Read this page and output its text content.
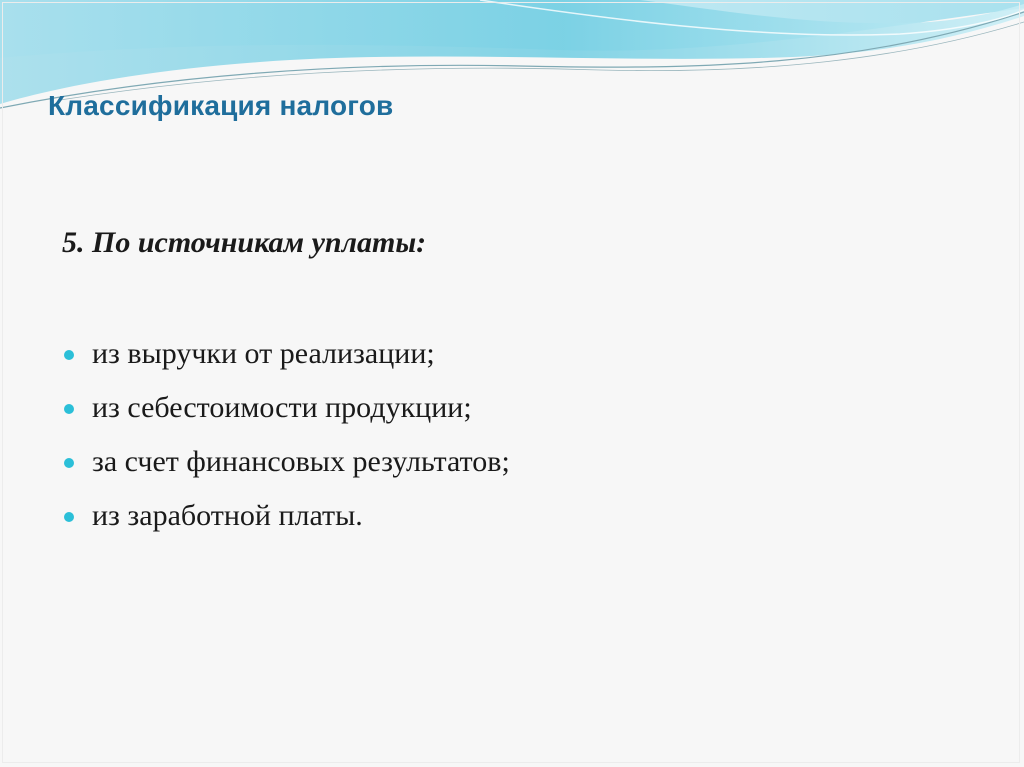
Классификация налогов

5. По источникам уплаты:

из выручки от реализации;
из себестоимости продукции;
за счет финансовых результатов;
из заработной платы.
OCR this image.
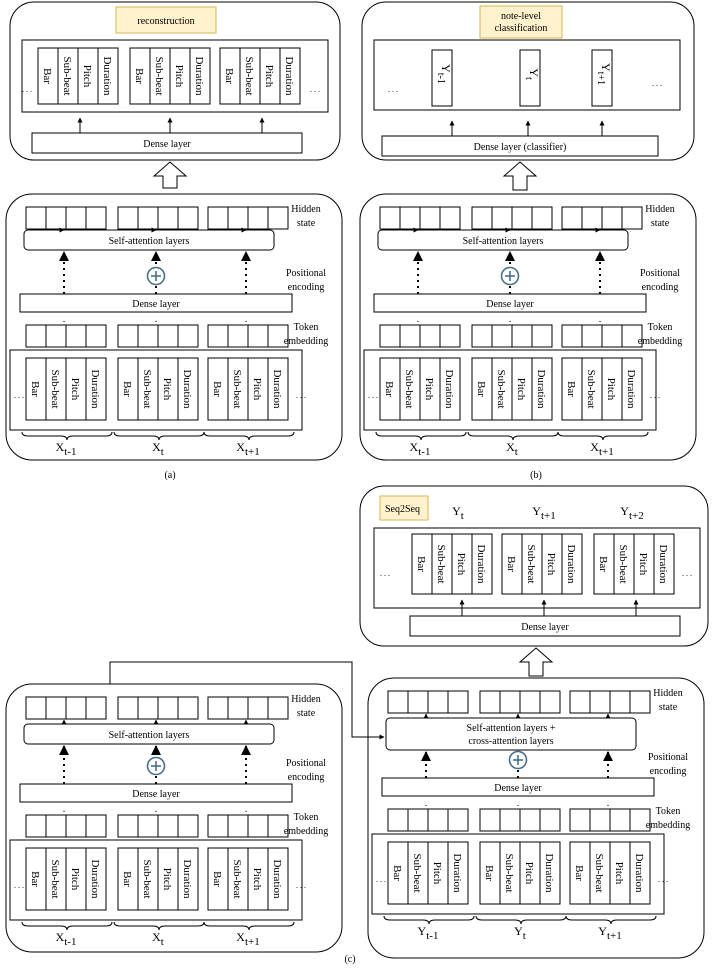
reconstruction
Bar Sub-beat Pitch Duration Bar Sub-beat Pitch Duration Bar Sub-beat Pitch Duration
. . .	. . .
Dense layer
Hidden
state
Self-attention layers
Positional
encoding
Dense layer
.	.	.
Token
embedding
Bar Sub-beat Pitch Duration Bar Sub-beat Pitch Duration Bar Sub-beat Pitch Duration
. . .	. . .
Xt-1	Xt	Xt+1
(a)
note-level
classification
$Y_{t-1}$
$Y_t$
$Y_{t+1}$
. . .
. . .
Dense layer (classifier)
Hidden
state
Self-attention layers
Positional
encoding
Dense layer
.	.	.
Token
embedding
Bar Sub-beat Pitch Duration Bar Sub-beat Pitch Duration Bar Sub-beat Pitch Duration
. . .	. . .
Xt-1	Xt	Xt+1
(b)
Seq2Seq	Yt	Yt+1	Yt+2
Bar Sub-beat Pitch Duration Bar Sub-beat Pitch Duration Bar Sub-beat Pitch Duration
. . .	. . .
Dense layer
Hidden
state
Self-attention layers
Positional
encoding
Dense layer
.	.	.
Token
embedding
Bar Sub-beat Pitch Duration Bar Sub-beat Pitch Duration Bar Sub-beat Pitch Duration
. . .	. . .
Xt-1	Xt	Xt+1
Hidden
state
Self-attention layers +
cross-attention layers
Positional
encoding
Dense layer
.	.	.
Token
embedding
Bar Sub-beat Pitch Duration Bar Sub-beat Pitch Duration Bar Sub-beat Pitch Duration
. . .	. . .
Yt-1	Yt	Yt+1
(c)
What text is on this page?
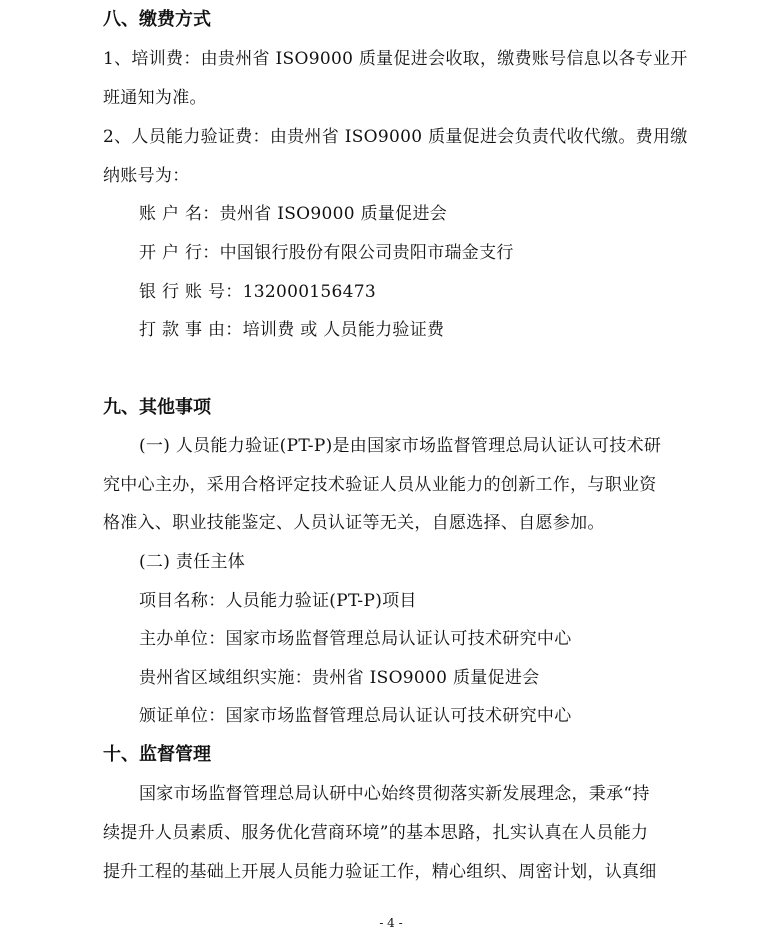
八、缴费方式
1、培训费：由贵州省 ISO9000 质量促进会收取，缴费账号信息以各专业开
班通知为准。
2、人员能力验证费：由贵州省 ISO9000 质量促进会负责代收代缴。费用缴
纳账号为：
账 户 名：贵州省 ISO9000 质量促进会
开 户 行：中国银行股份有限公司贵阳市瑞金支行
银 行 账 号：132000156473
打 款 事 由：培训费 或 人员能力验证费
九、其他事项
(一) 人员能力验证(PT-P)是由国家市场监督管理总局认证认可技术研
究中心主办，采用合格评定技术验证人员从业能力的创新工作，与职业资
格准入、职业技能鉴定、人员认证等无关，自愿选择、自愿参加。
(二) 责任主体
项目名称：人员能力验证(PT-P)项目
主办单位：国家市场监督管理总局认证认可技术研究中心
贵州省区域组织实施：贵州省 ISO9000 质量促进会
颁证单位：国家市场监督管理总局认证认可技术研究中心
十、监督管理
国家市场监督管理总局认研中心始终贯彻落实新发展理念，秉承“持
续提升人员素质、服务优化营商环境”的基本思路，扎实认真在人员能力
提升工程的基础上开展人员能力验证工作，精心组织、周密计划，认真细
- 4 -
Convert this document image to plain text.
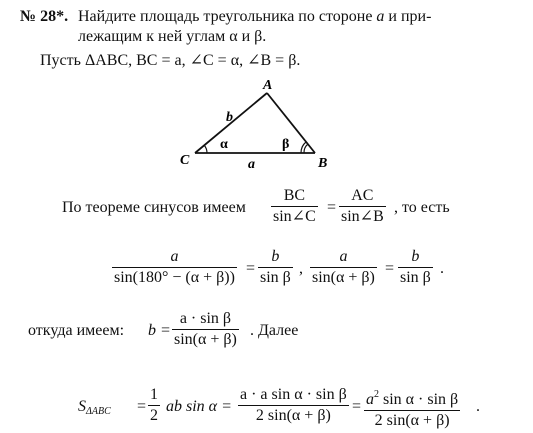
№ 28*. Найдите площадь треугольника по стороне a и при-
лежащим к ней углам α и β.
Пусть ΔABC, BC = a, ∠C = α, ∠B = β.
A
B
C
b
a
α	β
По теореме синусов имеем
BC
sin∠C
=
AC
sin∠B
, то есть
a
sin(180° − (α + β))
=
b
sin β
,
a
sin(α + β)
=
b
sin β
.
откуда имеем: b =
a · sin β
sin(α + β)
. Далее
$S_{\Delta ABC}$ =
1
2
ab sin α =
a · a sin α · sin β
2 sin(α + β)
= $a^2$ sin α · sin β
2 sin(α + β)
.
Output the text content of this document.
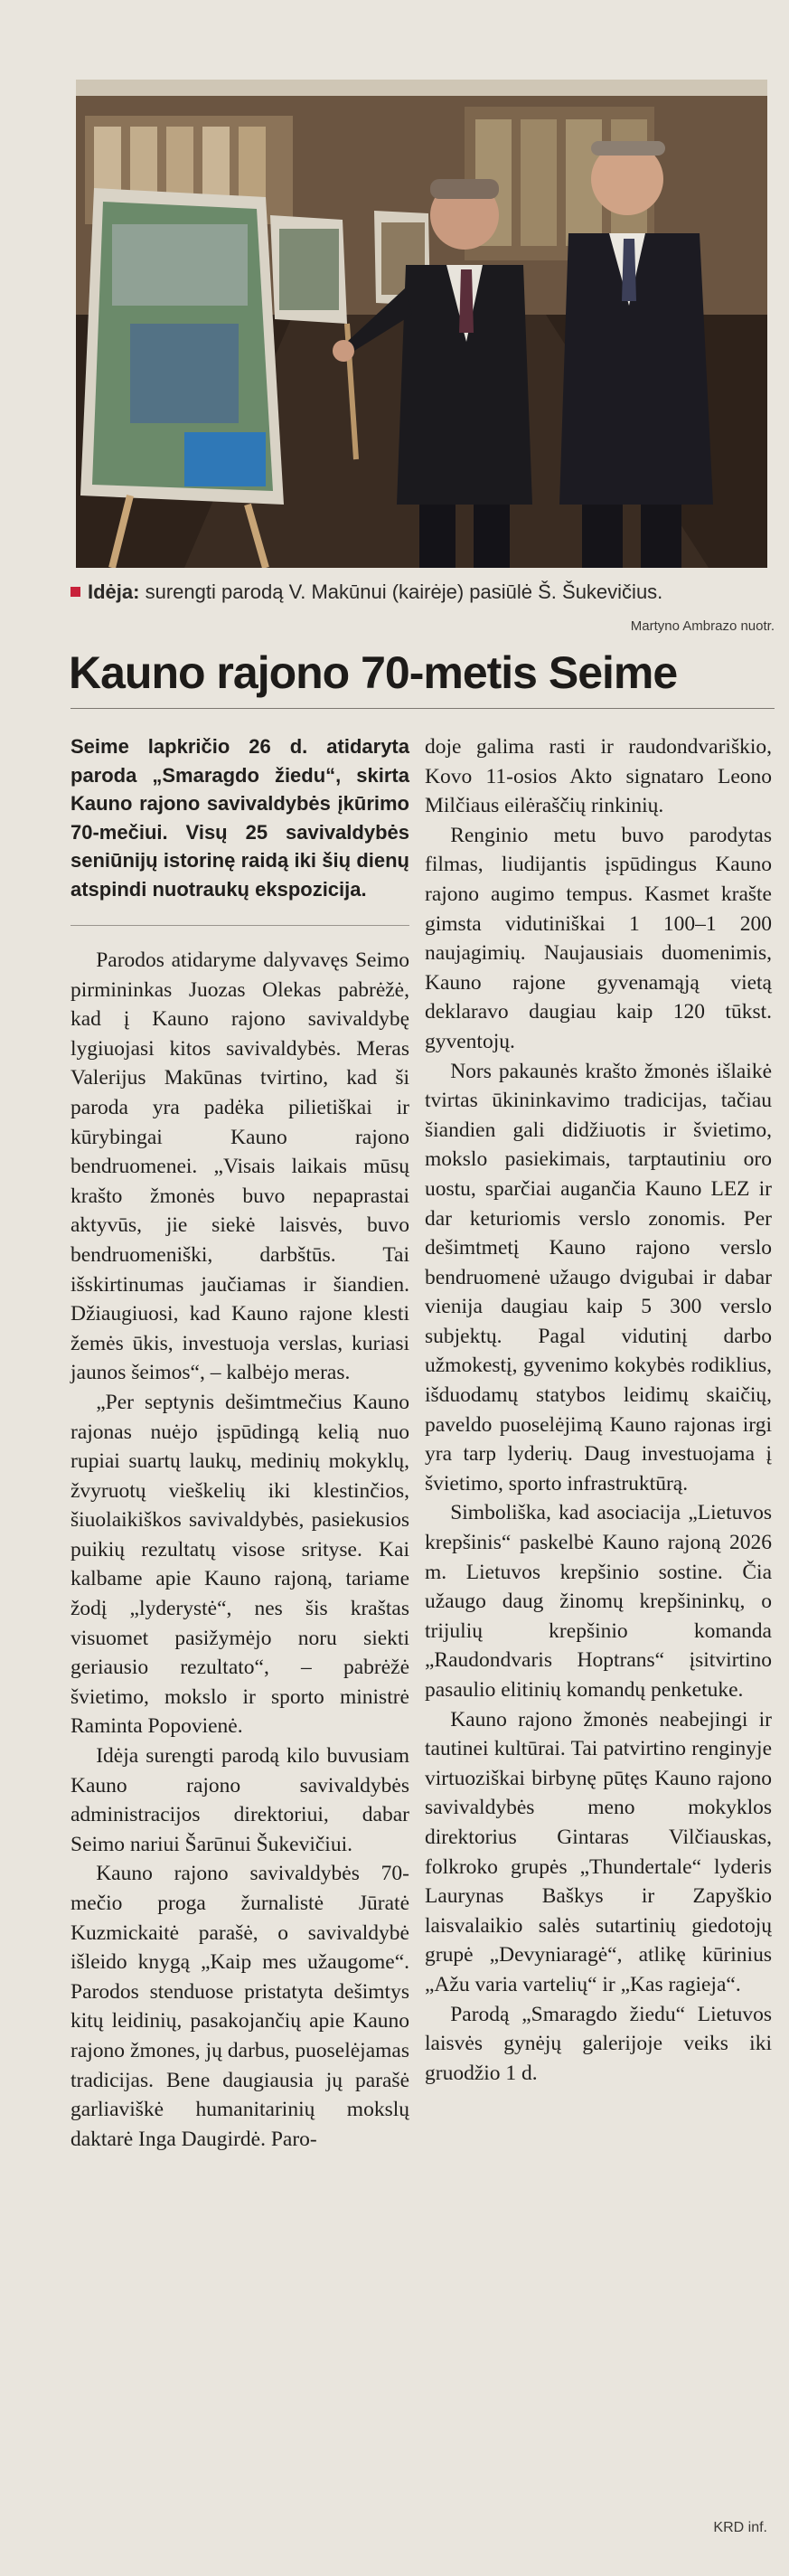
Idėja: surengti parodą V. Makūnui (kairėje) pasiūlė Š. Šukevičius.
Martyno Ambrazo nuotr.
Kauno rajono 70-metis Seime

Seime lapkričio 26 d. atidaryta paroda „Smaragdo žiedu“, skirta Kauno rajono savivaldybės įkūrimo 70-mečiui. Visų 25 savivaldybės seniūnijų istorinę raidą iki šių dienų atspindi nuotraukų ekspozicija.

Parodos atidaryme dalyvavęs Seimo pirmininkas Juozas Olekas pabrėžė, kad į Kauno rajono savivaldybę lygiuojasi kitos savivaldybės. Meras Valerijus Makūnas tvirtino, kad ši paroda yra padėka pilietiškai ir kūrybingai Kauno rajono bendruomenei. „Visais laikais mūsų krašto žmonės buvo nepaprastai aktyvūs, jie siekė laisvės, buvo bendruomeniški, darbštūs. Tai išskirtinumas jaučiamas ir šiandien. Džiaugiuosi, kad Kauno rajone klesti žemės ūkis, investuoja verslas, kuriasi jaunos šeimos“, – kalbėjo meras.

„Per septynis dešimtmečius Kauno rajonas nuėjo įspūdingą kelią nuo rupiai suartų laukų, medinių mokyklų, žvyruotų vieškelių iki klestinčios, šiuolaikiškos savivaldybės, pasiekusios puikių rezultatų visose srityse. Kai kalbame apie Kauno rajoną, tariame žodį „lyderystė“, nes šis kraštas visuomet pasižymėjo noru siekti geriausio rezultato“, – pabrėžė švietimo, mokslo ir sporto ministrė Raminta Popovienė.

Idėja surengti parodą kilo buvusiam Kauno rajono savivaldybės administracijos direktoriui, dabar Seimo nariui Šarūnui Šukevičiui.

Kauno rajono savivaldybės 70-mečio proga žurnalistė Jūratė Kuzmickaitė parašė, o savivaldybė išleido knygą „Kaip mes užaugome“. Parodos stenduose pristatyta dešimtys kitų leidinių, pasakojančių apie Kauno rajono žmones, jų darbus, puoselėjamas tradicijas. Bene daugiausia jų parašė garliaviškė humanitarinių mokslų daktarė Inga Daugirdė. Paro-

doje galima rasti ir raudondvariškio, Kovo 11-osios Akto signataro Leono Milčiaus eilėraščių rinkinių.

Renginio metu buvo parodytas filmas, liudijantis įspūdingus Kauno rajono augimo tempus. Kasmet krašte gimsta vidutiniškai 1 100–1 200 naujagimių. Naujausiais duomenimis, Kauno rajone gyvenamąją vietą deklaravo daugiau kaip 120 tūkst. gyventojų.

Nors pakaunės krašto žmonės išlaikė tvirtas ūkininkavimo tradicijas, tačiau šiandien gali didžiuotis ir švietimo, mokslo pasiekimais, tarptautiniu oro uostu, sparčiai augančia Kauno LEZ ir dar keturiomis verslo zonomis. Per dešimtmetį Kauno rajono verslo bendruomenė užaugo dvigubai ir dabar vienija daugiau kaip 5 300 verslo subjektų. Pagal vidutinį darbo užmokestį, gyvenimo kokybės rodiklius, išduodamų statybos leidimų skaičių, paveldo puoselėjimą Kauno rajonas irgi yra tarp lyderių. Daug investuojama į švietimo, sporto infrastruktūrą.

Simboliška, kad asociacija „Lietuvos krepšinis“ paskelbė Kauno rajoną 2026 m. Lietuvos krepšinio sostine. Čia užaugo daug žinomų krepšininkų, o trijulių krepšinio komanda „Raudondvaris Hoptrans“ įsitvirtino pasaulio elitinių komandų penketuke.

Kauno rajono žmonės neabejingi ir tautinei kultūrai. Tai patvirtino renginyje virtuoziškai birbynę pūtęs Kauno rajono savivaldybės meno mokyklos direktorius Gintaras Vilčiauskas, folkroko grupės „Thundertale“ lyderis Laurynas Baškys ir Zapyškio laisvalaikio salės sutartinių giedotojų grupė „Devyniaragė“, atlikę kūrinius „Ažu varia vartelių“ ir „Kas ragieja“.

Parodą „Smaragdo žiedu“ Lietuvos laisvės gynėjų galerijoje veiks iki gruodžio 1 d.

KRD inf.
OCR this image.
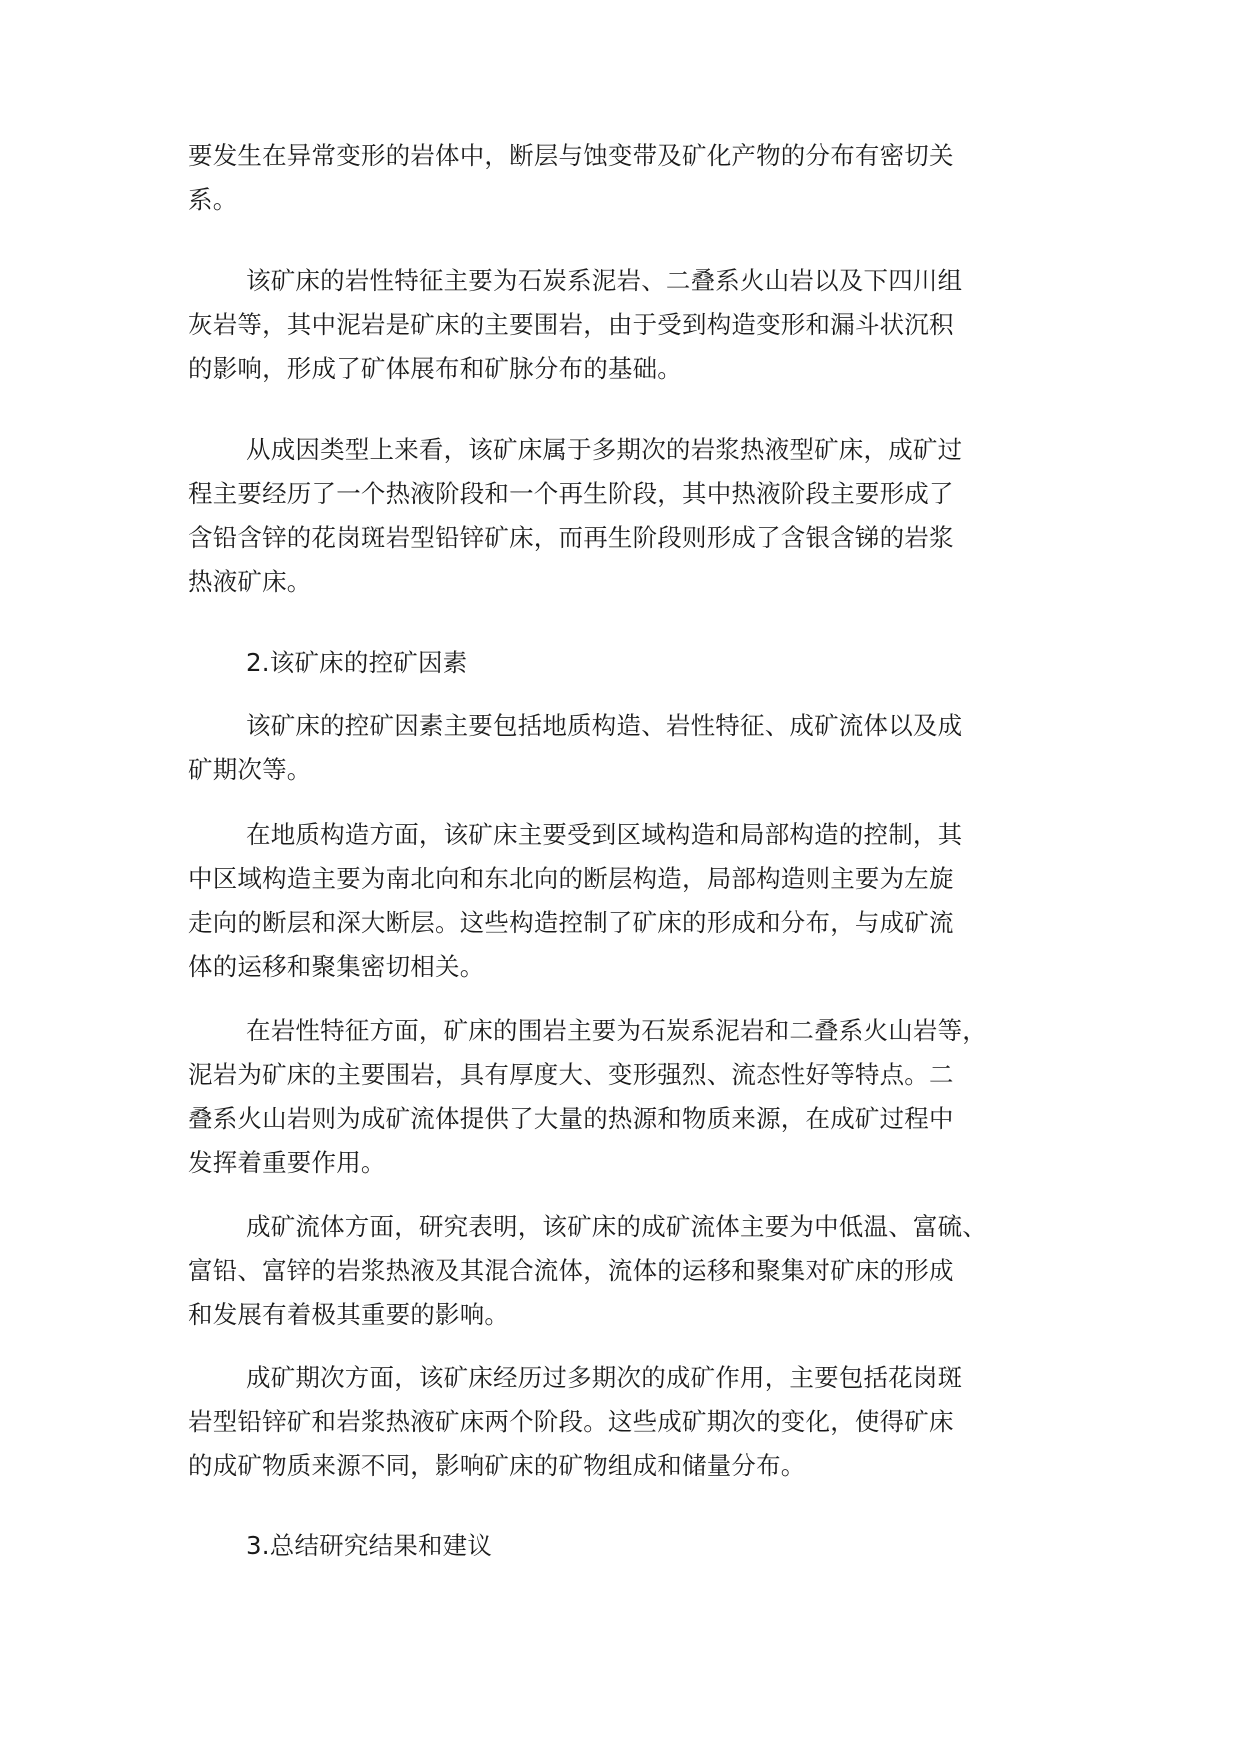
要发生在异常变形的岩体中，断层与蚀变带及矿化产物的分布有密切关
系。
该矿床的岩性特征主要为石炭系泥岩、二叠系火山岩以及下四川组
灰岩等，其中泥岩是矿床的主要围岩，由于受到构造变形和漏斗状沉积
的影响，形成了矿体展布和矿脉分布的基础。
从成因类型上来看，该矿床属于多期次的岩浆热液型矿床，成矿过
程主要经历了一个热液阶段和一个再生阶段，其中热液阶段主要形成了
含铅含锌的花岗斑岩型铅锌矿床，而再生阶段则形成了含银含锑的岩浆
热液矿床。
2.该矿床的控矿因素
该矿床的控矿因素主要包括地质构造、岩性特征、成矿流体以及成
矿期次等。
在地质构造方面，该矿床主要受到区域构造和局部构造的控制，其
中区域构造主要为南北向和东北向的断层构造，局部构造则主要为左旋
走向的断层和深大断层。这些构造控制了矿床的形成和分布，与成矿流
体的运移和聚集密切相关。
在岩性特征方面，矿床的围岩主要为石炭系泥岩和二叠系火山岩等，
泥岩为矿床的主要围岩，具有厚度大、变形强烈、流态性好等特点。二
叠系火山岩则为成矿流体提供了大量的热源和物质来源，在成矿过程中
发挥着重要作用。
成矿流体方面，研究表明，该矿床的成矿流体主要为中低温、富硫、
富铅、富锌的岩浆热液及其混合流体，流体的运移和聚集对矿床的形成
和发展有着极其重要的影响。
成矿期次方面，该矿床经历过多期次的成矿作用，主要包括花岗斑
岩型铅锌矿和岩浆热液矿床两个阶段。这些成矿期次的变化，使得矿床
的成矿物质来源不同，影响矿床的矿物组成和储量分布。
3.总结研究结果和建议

━━━━━━━━

§ GIVEN INSTRUCTION:
Write down the number of lines where the word "page" appears, and nothing further.

§ FULL SOLUTION:
2